Please give the listing again in its entirety, exactly as written.

(Entries from a dataset)
------------------------------------------------------------

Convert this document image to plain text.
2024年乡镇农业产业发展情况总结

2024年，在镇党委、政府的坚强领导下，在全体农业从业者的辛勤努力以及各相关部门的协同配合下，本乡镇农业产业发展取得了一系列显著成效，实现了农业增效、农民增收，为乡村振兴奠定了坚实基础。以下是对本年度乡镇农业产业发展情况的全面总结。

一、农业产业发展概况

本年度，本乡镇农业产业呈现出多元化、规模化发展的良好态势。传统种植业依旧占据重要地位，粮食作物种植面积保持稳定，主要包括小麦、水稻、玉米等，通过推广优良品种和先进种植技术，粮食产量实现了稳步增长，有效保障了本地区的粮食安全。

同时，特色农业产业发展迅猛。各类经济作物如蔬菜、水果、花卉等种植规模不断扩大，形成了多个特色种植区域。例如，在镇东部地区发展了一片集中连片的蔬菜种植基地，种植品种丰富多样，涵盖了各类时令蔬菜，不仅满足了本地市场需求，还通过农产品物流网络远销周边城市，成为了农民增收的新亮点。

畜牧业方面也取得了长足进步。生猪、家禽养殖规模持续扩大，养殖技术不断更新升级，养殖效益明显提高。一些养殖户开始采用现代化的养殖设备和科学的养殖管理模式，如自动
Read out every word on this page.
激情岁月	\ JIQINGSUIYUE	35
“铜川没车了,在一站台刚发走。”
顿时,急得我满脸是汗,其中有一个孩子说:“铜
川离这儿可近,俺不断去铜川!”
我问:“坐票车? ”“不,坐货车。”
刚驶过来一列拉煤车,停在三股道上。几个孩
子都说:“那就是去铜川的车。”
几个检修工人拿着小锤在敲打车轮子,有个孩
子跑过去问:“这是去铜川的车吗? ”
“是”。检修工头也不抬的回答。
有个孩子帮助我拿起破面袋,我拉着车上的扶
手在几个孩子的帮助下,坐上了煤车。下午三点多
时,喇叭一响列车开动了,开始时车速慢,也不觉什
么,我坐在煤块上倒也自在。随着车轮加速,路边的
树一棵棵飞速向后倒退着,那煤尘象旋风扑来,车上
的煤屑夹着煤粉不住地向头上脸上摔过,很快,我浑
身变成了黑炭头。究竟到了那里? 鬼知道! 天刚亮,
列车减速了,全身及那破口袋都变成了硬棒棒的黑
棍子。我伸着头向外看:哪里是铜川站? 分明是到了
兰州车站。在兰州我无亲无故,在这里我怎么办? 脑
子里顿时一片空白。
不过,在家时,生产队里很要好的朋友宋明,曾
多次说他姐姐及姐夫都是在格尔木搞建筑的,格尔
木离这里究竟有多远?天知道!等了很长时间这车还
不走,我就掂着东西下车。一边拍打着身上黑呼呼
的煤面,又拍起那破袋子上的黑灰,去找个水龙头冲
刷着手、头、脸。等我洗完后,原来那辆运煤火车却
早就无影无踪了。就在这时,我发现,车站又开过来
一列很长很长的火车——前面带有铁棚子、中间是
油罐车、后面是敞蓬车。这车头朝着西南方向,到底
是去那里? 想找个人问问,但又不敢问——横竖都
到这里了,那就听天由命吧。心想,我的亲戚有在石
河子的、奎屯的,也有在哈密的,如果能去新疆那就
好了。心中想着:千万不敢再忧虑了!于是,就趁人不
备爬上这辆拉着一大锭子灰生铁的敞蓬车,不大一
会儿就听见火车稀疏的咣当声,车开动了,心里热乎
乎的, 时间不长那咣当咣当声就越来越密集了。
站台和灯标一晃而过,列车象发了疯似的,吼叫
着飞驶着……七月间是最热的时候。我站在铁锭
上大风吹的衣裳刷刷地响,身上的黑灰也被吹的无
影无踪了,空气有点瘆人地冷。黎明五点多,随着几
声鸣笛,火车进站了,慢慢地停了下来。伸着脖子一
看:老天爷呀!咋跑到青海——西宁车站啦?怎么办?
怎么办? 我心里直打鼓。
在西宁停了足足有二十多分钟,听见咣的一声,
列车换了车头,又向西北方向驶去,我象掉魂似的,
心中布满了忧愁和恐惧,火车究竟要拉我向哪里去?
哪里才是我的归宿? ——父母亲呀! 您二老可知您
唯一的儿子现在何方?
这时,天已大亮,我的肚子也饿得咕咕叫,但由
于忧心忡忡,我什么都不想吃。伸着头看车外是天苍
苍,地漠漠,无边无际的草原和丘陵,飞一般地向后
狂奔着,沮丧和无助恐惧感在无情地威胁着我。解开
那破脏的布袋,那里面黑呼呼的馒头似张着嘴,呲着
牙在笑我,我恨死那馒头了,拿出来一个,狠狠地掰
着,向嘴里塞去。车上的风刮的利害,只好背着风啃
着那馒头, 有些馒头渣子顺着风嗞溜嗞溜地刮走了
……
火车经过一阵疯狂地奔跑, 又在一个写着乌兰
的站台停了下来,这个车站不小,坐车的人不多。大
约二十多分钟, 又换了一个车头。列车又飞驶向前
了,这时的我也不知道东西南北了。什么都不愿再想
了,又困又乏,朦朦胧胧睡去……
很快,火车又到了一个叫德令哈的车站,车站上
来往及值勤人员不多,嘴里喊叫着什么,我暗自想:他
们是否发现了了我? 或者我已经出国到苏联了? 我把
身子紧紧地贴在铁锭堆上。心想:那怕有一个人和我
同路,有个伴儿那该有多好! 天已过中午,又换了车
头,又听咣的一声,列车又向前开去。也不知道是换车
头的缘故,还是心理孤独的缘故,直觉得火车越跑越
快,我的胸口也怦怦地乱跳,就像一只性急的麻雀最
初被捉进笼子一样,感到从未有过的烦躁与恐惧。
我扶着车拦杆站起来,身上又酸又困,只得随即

------------------------------------------------------------

_ANSWER TO THIS TASK_:
Convert this document image to plain text.
2024年乡镇农业产业发展情况总结

2024年，在镇党委、政府的坚强领导下，在全体农业从业者的辛勤努力以及各相关部门的协同配合下，本乡镇农业产业发展取得了一系列显著成效，实现了农业增效、农民增收，为乡村振兴奠定了坚实基础。以下是对本年度乡镇农业产业发展情况的全面总结。

一、农业产业发展概况

本年度，本乡镇农业产业呈现出多元化、规模化发展的良好态势。传统种植业依旧占据重要地位，粮食作物种植面积保持稳定，主要包括小麦、水稻、玉米等，通过推广优良品种和先进种植技术，粮食产量实现了稳步增长，有效保障了本地区的粮食安全。

同时，特色农业产业发展迅猛。各类经济作物如蔬菜、水果、花卉等种植规模不断扩大，形成了多个特色种植区域。例如，在镇东部地区发展了一片集中连片的蔬菜种植基地，种植品种丰富多样，涵盖了各类时令蔬菜，不仅满足了本地市场需求，还通过农产品物流网络远销周边城市，成为了农民增收的新亮点。

畜牧业方面也取得了长足进步。生猪、家禽养殖规模持续扩大，养殖技术不断更新升级，养殖效益明显提高。一些养殖户开始采用现代化的养殖设备和科学的养殖管理模式，如自动
Read out every word on this page.
激情岁月	\ JIQINGSUIYUE	35
“铜川没车了,在一站台刚发走。”
顿时,急得我满脸是汗,其中有一个孩子说:“铜
川离这儿可近,俺不断去铜川!”
我问:“坐票车? ”“不,坐货车。”
刚驶过来一列拉煤车,停在三股道上。几个孩
子都说:“那就是去铜川的车。”
几个检修工人拿着小锤在敲打车轮子,有个孩
子跑过去问:“这是去铜川的车吗? ”
“是”。检修工头也不抬的回答。
有个孩子帮助我拿起破面袋,我拉着车上的扶
手在几个孩子的帮助下,坐上了煤车。下午三点多
时,喇叭一响列车开动了,开始时车速慢,也不觉什
么,我坐在煤块上倒也自在。随着车轮加速,路边的
树一棵棵飞速向后倒退着,那煤尘象旋风扑来,车上
的煤屑夹着煤粉不住地向头上脸上摔过,很快,我浑
身变成了黑炭头。究竟到了那里? 鬼知道! 天刚亮,
列车减速了,全身及那破口袋都变成了硬棒棒的黑
棍子。我伸着头向外看:哪里是铜川站? 分明是到了
兰州车站。在兰州我无亲无故,在这里我怎么办? 脑
子里顿时一片空白。
不过,在家时,生产队里很要好的朋友宋明,曾
多次说他姐姐及姐夫都是在格尔木搞建筑的,格尔
木离这里究竟有多远?天知道!等了很长时间这车还
不走,我就掂着东西下车。一边拍打着身上黑呼呼
的煤面,又拍起那破袋子上的黑灰,去找个水龙头冲
刷着手、头、脸。等我洗完后,原来那辆运煤火车却
早就无影无踪了。就在这时,我发现,车站又开过来
一列很长很长的火车——前面带有铁棚子、中间是
油罐车、后面是敞蓬车。这车头朝着西南方向,到底
是去那里? 想找个人问问,但又不敢问——横竖都
到这里了,那就听天由命吧。心想,我的亲戚有在石
河子的、奎屯的,也有在哈密的,如果能去新疆那就
好了。心中想着:千万不敢再忧虑了!于是,就趁人不
备爬上这辆拉着一大锭子灰生铁的敞蓬车,不大一
会儿就听见火车稀疏的咣当声,车开动了,心里热乎
乎的, 时间不长那咣当咣当声就越来越密集了。
站台和灯标一晃而过,列车象发了疯似的,吼叫
着飞驶着……七月间是最热的时候。我站在铁锭
上大风吹的衣裳刷刷地响,身上的黑灰也被吹的无
影无踪了,空气有点瘆人地冷。黎明五点多,随着几
声鸣笛,火车进站了,慢慢地停了下来。伸着脖子一
看:老天爷呀!咋跑到青海——西宁车站啦?怎么办?
怎么办? 我心里直打鼓。
在西宁停了足足有二十多分钟,听见咣的一声,
列车换了车头,又向西北方向驶去,我象掉魂似的,
心中布满了忧愁和恐惧,火车究竟要拉我向哪里去?
哪里才是我的归宿? ——父母亲呀! 您二老可知您
唯一的儿子现在何方?
这时,天已大亮,我的肚子也饿得咕咕叫,但由
于忧心忡忡,我什么都不想吃。伸着头看车外是天苍
苍,地漠漠,无边无际的草原和丘陵,飞一般地向后
狂奔着,沮丧和无助恐惧感在无情地威胁着我。解开
那破脏的布袋,那里面黑呼呼的馒头似张着嘴,呲着
牙在笑我,我恨死那馒头了,拿出来一个,狠狠地掰
着,向嘴里塞去。车上的风刮的利害,只好背着风啃
着那馒头, 有些馒头渣子顺着风嗞溜嗞溜地刮走了
……
火车经过一阵疯狂地奔跑, 又在一个写着乌兰
的站台停了下来,这个车站不小,坐车的人不多。大
约二十多分钟, 又换了一个车头。列车又飞驶向前
了,这时的我也不知道东西南北了。什么都不愿再想
了,又困又乏,朦朦胧胧睡去……
很快,火车又到了一个叫德令哈的车站,车站上
来往及值勤人员不多,嘴里喊叫着什么,我暗自想:他
们是否发现了了我? 或者我已经出国到苏联了? 我把
身子紧紧地贴在铁锭堆上。心想:那怕有一个人和我
同路,有个伴儿那该有多好! 天已过中午,又换了车
头,又听咣的一声,列车又向前开去。也不知道是换车
头的缘故,还是心理孤独的缘故,直觉得火车越跑越
快,我的胸口也怦怦地乱跳,就像一只性急的麻雀最
初被捉进笼子一样,感到从未有过的烦躁与恐惧。
我扶着车拦杆站起来,身上又酸又困,只得随即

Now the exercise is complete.